→ Page:
• • • • •

Skip to main content

Thanos

Thanos is present in Lumie, but only part of the usual Thanos stack is active. Today it is a query layer in front of Prometheus sidecars, not a long-term metrics archive.

Source paths

  • lumie-infra/observability/thanos/argocd.yaml
  • lumie-infra/observability/thanos/helm-values.yaml
  • lumie-infra/observability/thanos/common-values.yaml
  • lumie-infra/observability/prometheus/helm-values.yaml

Active components

  • query.enabled: true
  • queryFrontend.enabled: false
  • storegateway.enabled: false
  • compactor.enabled: false
  • receive.enabled: false
  • ruler.enabled: false

What it really does today

  • Grafana uses Thanos as its default Prometheus-compatible datasource.
  • Query uses DNS discovery against prometheus-kube-prometheus-thanos-discovery in the prometheus namespace.
  • Deduplication is enabled through --query.replica-label=prometheus_replica, even though Lumie currently runs a single Prometheus replica.

• • • • •

→ Layout region records:

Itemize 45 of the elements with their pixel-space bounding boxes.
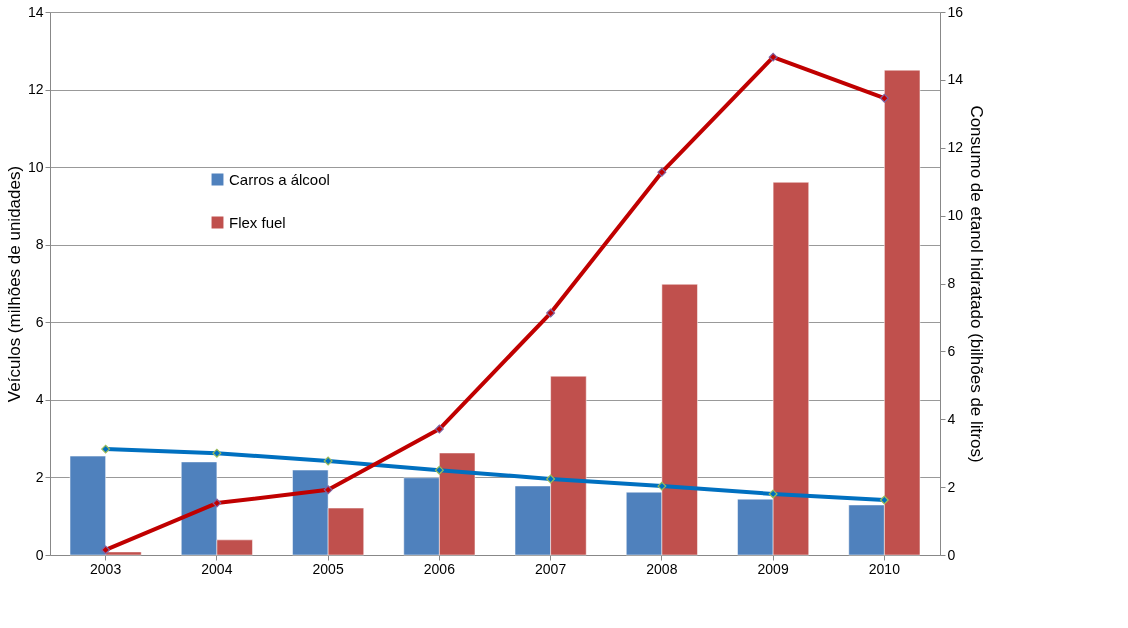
point (879, 495, 889, 505)
y-tick-label: 4 (35, 391, 44, 408)
legend-label: Flex fuel (229, 213, 286, 231)
x-tick-label: 2005 (312, 560, 344, 577)
point (212, 448, 222, 458)
x-tick-label: 2006 (423, 560, 456, 577)
x-tick-label: 2010 (868, 560, 901, 577)
point (768, 489, 778, 499)
y2-tick-label: 0 (947, 546, 956, 563)
point (101, 444, 111, 454)
y-tick-label: 12 (27, 81, 44, 98)
point (657, 167, 667, 177)
x-tick-label: 2008 (646, 560, 678, 577)
y2-tick-label: 8 (947, 275, 956, 291)
point (768, 52, 778, 62)
y2-tick-label: 4 (947, 410, 956, 427)
legend-label: Carros a álcool (229, 170, 330, 188)
point (323, 456, 333, 466)
y-tick-label: 8 (35, 236, 44, 253)
point (546, 474, 556, 484)
y2-axis-title: Consumo de etanol hidratado (bilhões de litros) (967, 105, 987, 463)
point (657, 481, 667, 491)
point (434, 465, 444, 475)
y2-tick-label: 2 (947, 478, 956, 495)
y-tick-label: 10 (27, 158, 44, 175)
x-tick-label: 2003 (90, 560, 122, 577)
y-tick-label: 0 (35, 546, 44, 563)
point (323, 485, 333, 495)
point (212, 498, 222, 508)
y2-tick-label: 14 (947, 71, 964, 88)
y-tick-label: 14 (27, 3, 44, 20)
x-tick-label: 2004 (201, 560, 233, 577)
y2-tick-label: 6 (947, 342, 956, 359)
point (546, 308, 556, 318)
point (879, 93, 889, 103)
y2-tick-label: 16 (947, 3, 964, 20)
y-tick-label: 2 (35, 468, 44, 485)
point (101, 545, 111, 555)
y-axis-title: Veículos (milhões de unidades) (4, 165, 24, 403)
x-tick-label: 2009 (757, 560, 789, 577)
x-tick-label: 2007 (535, 560, 567, 577)
y2-tick-label: 10 (947, 207, 964, 224)
y-tick-label: 6 (35, 313, 44, 330)
point (434, 424, 444, 434)
y2-tick-label: 12 (947, 139, 964, 156)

• • • • •

→ Challenges:
A - Rewrite the stretch of rows from the one containing "point (879, 495, 889, 505)" through the one containing "x-tick-label: 2010 (868, 560, 901, 577)" as a numbered list, leaving out any blank lines.
B - Extend the Thanos page by continuing it past its final sentence.
The Thanos page and the rows are separate material with no connection to each other.

→ Task-by-task answers:
A -
1. point (879, 495, 889, 505)
2. y-tick-label: 4 (35, 391, 44, 408)
3. legend-label: Flex fuel (229, 213, 286, 231)
4. x-tick-label: 2005 (312, 560, 344, 577)
5. point (212, 448, 222, 458)
6. x-tick-label: 2006 (423, 560, 456, 577)
7. x-tick-label: 2010 (868, 560, 901, 577)

B -
Current limitation

existingObjstoreSecret: thanos-objstore-secret is still rendered, but Prometheus has objectStorageConfig removed and Thanos Store Gateway and Compactor are off. In practice that means:

  • no long-term block upload from Prometheus
  • no historical object-store reads from Store Gateway
  • no compaction or downsampling jobs

Treat the deployment as query-only unless the repo re-enables those pieces.

Failure modes

  • Teams may assume Thanos implies long retention; the repo does not back that up today.
  • If Prometheus or its sidecar service is unavailable, Thanos Query loses data immediately because there is no Store Gateway fallback.
  • Because Grafana defaults to Thanos, datasource errors there can look like broad metrics outages even when Prometheus itself is healthy.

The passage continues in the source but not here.